[Stated task] All the data must come back unchanged, except that pictures are left out.

[Records provided]
⟨
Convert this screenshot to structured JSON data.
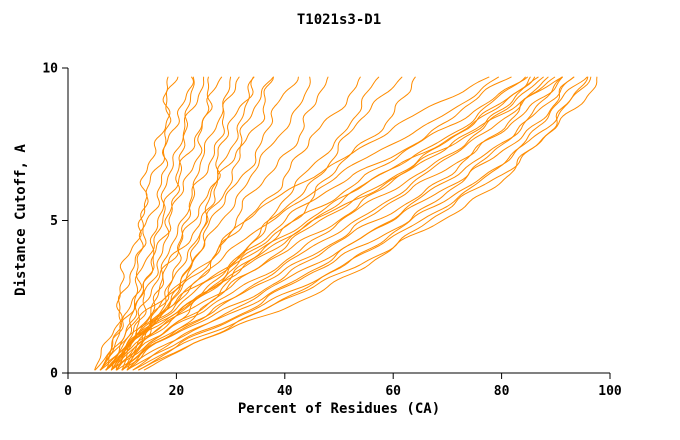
{
  "chart_data": {
    "type": "line",
    "title": "T1021s3-D1",
    "xlabel": "Percent of Residues (CA)",
    "ylabel": "Distance Cutoff, A",
    "xlim": [
      0,
      100
    ],
    "ylim": [
      0,
      10
    ],
    "x_ticks": [
      0,
      20,
      40,
      60,
      80,
      100
    ],
    "y_ticks": [
      0,
      5,
      10
    ],
    "grid": false,
    "legend": "none",
    "line_color": "#ff8c00",
    "axis_color": "#000000",
    "y_anchors": [
      0.1,
      1,
      2,
      3.5,
      5,
      6.5,
      8,
      9.75
    ],
    "curves": [
      [
        6,
        8,
        10,
        12,
        14,
        16,
        18,
        20
      ],
      [
        7,
        9,
        11,
        13,
        15,
        17,
        20,
        22
      ],
      [
        8,
        10,
        12,
        14,
        17,
        19,
        21,
        24
      ],
      [
        6,
        9,
        12,
        15,
        17,
        20,
        22,
        25
      ],
      [
        9,
        11,
        13,
        16,
        18,
        21,
        24,
        27
      ],
      [
        7,
        10,
        13,
        16,
        19,
        22,
        25,
        28
      ],
      [
        10,
        12,
        15,
        18,
        21,
        24,
        27,
        30
      ],
      [
        8,
        11,
        14,
        18,
        22,
        25,
        28,
        32
      ],
      [
        9,
        12,
        16,
        20,
        23,
        27,
        30,
        34
      ],
      [
        11,
        13,
        17,
        21,
        25,
        28,
        31,
        35
      ],
      [
        10,
        14,
        18,
        22,
        26,
        30,
        33,
        37
      ],
      [
        9,
        12,
        15,
        19,
        24,
        29,
        34,
        38
      ],
      [
        10,
        13,
        17,
        22,
        27,
        32,
        37,
        42
      ],
      [
        8,
        12,
        17,
        23,
        28,
        34,
        40,
        45
      ],
      [
        9,
        13,
        18,
        25,
        31,
        37,
        43,
        49
      ],
      [
        7,
        12,
        18,
        26,
        33,
        40,
        47,
        54
      ],
      [
        10,
        15,
        22,
        30,
        37,
        44,
        51,
        58
      ],
      [
        8,
        14,
        21,
        30,
        38,
        46,
        53,
        61
      ],
      [
        11,
        16,
        24,
        33,
        41,
        49,
        57,
        65
      ],
      [
        5,
        9,
        15,
        24,
        33,
        45,
        60,
        78
      ],
      [
        6,
        10,
        17,
        27,
        37,
        50,
        65,
        80
      ],
      [
        7,
        11,
        18,
        29,
        40,
        53,
        68,
        82
      ],
      [
        6,
        12,
        20,
        31,
        42,
        55,
        70,
        84
      ],
      [
        8,
        13,
        21,
        33,
        45,
        58,
        72,
        85
      ],
      [
        7,
        13,
        22,
        35,
        47,
        60,
        74,
        86
      ],
      [
        9,
        14,
        23,
        36,
        49,
        62,
        75,
        87
      ],
      [
        8,
        15,
        25,
        38,
        51,
        64,
        77,
        88
      ],
      [
        10,
        16,
        26,
        40,
        53,
        66,
        78,
        89
      ],
      [
        9,
        16,
        27,
        41,
        55,
        68,
        80,
        90
      ],
      [
        11,
        17,
        28,
        43,
        57,
        70,
        81,
        91
      ],
      [
        10,
        18,
        30,
        45,
        59,
        72,
        83,
        92
      ],
      [
        12,
        19,
        31,
        46,
        60,
        73,
        84,
        93
      ],
      [
        11,
        20,
        32,
        48,
        62,
        75,
        85,
        94
      ],
      [
        13,
        21,
        34,
        50,
        64,
        77,
        87,
        95
      ],
      [
        12,
        22,
        35,
        51,
        65,
        78,
        88,
        96
      ],
      [
        14,
        23,
        36,
        53,
        67,
        80,
        89,
        97
      ],
      [
        13,
        24,
        38,
        55,
        69,
        81,
        90,
        98
      ],
      [
        6,
        11,
        19,
        30,
        44,
        58,
        73,
        88
      ],
      [
        7,
        12,
        20,
        32,
        46,
        61,
        76,
        91
      ],
      [
        5,
        7,
        9,
        11,
        13,
        15,
        17,
        19
      ]
    ]
  }
}
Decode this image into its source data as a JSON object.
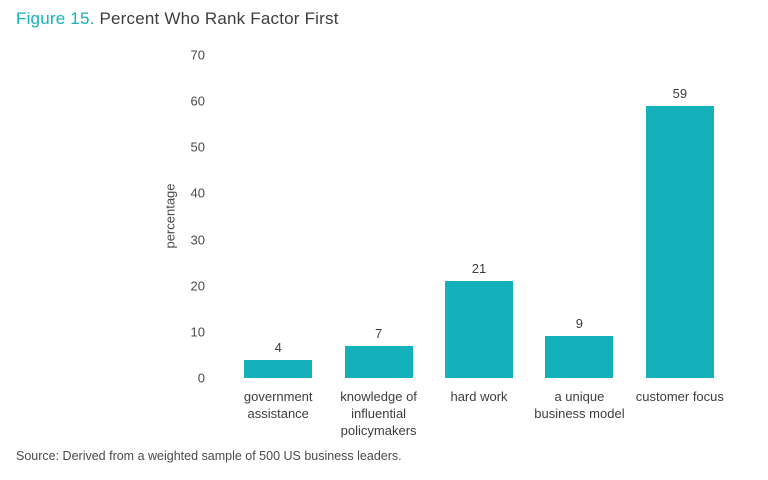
{
  "title": {
    "prefix": "Figure 15.",
    "text": " Percent Who Rank Factor First"
  },
  "source": "Source: Derived from a weighted sample of 500 US business leaders.",
  "colors": {
    "bar": "#14b1ba",
    "accent": "#14b1ba"
  },
  "chart_data": {
    "type": "bar",
    "title": "Figure 15. Percent Who Rank Factor First",
    "categories": [
      "government assistance",
      "knowledge of influential policymakers",
      "hard work",
      "a unique business model",
      "customer focus"
    ],
    "values": [
      4,
      7,
      21,
      9,
      59
    ],
    "xlabel": "",
    "ylabel": "percentage",
    "ylim": [
      0,
      70
    ],
    "yticks": [
      0,
      10,
      20,
      30,
      40,
      50,
      60,
      70
    ],
    "grid": false,
    "legend": false,
    "bar_color": "#14b1ba",
    "value_labels": true
  }
}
⟩
[Reply to the task]
Convert this screenshot to structured JSON data.
{
  "chart_data": {
    "type": "line",
    "title": "T1021s3-D1",
    "xlabel": "Percent of Residues (CA)",
    "ylabel": "Distance Cutoff, A",
    "xlim": [
      0,
      100
    ],
    "ylim": [
      0,
      10
    ],
    "x_ticks": [
      0,
      20,
      40,
      60,
      80,
      100
    ],
    "y_ticks": [
      0,
      5,
      10
    ],
    "grid": false,
    "legend": "none",
    "line_color": "#ff8c00",
    "axis_color": "#000000",
    "y_anchors": [
      0.1,
      1,
      2,
      3.5,
      5,
      6.5,
      8,
      9.75
    ],
    "curves": [
      [
        6,
        8,
        10,
        12,
        14,
        16,
        18,
        20
      ],
      [
        7,
        9,
        11,
        13,
        15,
        17,
        20,
        22
      ],
      [
        8,
        10,
        12,
        14,
        17,
        19,
        21,
        24
      ],
      [
        6,
        9,
        12,
        15,
        17,
        20,
        22,
        25
      ],
      [
        9,
        11,
        13,
        16,
        18,
        21,
        24,
        27
      ],
      [
        7,
        10,
        13,
        16,
        19,
        22,
        25,
        28
      ],
      [
        10,
        12,
        15,
        18,
        21,
        24,
        27,
        30
      ],
      [
        8,
        11,
        14,
        18,
        22,
        25,
        28,
        32
      ],
      [
        9,
        12,
        16,
        20,
        23,
        27,
        30,
        34
      ],
      [
        11,
        13,
        17,
        21,
        25,
        28,
        31,
        35
      ],
      [
        10,
        14,
        18,
        22,
        26,
        30,
        33,
        37
      ],
      [
        9,
        12,
        15,
        19,
        24,
        29,
        34,
        38
      ],
      [
        10,
        13,
        17,
        22,
        27,
        32,
        37,
        42
      ],
      [
        8,
        12,
        17,
        23,
        28,
        34,
        40,
        45
      ],
      [
        9,
        13,
        18,
        25,
        31,
        37,
        43,
        49
      ],
      [
        7,
        12,
        18,
        26,
        33,
        40,
        47,
        54
      ],
      [
        10,
        15,
        22,
        30,
        37,
        44,
        51,
        58
      ],
      [
        8,
        14,
        21,
        30,
        38,
        46,
        53,
        61
      ],
      [
        11,
        16,
        24,
        33,
        41,
        49,
        57,
        65
      ],
      [
        5,
        9,
        15,
        24,
        33,
        45,
        60,
        78
      ],
      [
        6,
        10,
        17,
        27,
        37,
        50,
        65,
        80
      ],
      [
        7,
        11,
        18,
        29,
        40,
        53,
        68,
        82
      ],
      [
        6,
        12,
        20,
        31,
        42,
        55,
        70,
        84
      ],
      [
        8,
        13,
        21,
        33,
        45,
        58,
        72,
        85
      ],
      [
        7,
        13,
        22,
        35,
        47,
        60,
        74,
        86
      ],
      [
        9,
        14,
        23,
        36,
        49,
        62,
        75,
        87
      ],
      [
        8,
        15,
        25,
        38,
        51,
        64,
        77,
        88
      ],
      [
        10,
        16,
        26,
        40,
        53,
        66,
        78,
        89
      ],
      [
        9,
        16,
        27,
        41,
        55,
        68,
        80,
        90
      ],
      [
        11,
        17,
        28,
        43,
        57,
        70,
        81,
        91
      ],
      [
        10,
        18,
        30,
        45,
        59,
        72,
        83,
        92
      ],
      [
        12,
        19,
        31,
        46,
        60,
        73,
        84,
        93
      ],
      [
        11,
        20,
        32,
        48,
        62,
        75,
        85,
        94
      ],
      [
        13,
        21,
        34,
        50,
        64,
        77,
        87,
        95
      ],
      [
        12,
        22,
        35,
        51,
        65,
        78,
        88,
        96
      ],
      [
        14,
        23,
        36,
        53,
        67,
        80,
        89,
        97
      ],
      [
        13,
        24,
        38,
        55,
        69,
        81,
        90,
        98
      ],
      [
        6,
        11,
        19,
        30,
        44,
        58,
        73,
        88
      ],
      [
        7,
        12,
        20,
        32,
        46,
        61,
        76,
        91
      ],
      [
        5,
        7,
        9,
        11,
        13,
        15,
        17,
        19
      ]
    ]
  }
}
Decode this image into its source data as a JSON object.
{
  "title": {
    "prefix": "Figure 15.",
    "text": " Percent Who Rank Factor First"
  },
  "source": "Source: Derived from a weighted sample of 500 US business leaders.",
  "colors": {
    "bar": "#14b1ba",
    "accent": "#14b1ba"
  },
  "chart_data": {
    "type": "bar",
    "title": "Figure 15. Percent Who Rank Factor First",
    "categories": [
      "government assistance",
      "knowledge of influential policymakers",
      "hard work",
      "a unique business model",
      "customer focus"
    ],
    "values": [
      4,
      7,
      21,
      9,
      59
    ],
    "xlabel": "",
    "ylabel": "percentage",
    "ylim": [
      0,
      70
    ],
    "yticks": [
      0,
      10,
      20,
      30,
      40,
      50,
      60,
      70
    ],
    "grid": false,
    "legend": false,
    "bar_color": "#14b1ba",
    "value_labels": true
  }
}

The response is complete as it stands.